WHAT IS ASKED :: Indicate only the number of lines in the listing below in which the word "Core" appears.

(Stored data entries)
------------------------------------------------------------------------
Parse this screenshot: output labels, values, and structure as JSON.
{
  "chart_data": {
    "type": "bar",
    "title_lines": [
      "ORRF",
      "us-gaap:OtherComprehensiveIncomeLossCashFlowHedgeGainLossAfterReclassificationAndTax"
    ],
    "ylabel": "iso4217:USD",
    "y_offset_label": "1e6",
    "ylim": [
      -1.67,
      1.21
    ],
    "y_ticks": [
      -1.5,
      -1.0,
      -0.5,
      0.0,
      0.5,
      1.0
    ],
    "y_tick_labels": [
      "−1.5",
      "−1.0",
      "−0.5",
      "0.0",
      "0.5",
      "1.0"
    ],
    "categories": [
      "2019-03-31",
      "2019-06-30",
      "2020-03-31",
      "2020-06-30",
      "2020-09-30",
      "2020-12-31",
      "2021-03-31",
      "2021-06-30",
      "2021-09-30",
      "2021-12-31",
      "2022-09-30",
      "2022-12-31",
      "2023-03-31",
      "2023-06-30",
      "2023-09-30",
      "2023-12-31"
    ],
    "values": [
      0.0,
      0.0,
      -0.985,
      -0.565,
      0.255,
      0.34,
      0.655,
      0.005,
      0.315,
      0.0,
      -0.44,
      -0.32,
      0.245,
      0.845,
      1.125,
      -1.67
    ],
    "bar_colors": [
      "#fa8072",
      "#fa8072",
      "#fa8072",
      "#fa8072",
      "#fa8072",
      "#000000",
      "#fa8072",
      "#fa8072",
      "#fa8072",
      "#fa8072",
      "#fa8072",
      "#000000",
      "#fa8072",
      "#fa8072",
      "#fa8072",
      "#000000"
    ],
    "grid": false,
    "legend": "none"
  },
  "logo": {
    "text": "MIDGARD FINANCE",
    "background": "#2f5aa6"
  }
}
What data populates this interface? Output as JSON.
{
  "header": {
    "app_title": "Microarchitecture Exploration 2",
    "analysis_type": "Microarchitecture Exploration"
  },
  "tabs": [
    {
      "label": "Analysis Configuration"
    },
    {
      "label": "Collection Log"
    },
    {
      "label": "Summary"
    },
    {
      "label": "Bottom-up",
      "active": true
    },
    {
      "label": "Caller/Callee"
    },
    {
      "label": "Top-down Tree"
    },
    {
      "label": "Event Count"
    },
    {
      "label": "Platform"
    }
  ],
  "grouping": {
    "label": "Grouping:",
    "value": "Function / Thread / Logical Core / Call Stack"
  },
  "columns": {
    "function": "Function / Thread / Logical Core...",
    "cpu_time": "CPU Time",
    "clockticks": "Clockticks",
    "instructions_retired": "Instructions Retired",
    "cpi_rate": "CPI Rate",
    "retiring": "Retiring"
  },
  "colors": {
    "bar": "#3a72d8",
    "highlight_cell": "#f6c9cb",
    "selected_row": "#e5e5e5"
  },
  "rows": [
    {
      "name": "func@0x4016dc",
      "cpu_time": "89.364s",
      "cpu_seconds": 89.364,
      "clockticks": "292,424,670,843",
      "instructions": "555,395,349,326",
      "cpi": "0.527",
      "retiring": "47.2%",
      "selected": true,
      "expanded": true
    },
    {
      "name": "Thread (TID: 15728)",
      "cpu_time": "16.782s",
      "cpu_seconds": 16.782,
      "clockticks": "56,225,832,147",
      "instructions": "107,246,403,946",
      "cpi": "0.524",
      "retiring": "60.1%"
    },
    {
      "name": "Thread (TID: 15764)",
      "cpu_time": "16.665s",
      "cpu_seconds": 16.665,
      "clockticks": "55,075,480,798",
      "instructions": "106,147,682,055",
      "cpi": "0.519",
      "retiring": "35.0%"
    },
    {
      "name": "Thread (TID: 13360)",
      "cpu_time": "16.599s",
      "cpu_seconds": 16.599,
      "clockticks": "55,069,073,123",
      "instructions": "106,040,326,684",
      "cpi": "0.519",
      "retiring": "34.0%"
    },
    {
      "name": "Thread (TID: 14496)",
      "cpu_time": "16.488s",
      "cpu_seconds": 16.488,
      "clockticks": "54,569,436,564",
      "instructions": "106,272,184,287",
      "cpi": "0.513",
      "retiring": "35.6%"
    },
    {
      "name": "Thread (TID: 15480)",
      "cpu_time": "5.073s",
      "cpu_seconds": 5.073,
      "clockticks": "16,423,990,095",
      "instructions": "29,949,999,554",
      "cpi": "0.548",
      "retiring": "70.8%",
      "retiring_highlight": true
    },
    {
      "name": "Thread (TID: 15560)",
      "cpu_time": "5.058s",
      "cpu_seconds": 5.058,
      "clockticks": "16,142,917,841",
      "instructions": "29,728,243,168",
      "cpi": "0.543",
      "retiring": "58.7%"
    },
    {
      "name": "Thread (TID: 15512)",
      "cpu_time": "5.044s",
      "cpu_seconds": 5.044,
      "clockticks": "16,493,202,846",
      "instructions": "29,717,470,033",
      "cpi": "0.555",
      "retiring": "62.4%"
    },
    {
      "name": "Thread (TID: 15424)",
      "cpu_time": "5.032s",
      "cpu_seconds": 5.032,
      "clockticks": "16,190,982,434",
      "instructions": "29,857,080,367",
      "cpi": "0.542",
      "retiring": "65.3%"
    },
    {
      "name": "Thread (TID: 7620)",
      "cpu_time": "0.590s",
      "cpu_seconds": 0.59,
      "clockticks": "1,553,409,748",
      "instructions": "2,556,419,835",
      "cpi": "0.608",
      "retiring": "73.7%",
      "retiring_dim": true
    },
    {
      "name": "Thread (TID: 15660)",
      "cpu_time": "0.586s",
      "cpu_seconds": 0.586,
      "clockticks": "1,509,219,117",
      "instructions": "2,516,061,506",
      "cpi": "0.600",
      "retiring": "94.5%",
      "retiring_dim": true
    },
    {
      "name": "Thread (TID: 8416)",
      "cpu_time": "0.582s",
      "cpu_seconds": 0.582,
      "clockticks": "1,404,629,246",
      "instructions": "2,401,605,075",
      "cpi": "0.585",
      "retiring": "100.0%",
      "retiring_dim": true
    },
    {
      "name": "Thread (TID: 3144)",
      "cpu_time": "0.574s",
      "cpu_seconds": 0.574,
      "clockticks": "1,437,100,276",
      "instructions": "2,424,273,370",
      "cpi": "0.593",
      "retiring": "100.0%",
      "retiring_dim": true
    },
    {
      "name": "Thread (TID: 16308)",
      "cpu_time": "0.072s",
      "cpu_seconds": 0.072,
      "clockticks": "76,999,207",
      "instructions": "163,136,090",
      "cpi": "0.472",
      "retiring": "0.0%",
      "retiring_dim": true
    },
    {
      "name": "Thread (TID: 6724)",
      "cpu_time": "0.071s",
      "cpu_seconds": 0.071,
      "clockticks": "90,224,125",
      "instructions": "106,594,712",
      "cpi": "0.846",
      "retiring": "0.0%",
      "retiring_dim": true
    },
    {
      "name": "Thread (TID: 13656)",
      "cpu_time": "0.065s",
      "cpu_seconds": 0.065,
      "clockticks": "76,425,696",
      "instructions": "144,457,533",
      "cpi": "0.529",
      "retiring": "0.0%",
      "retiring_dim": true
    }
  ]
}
------------------------------------------------------------------------
PROBLEM SOLUTION :: 2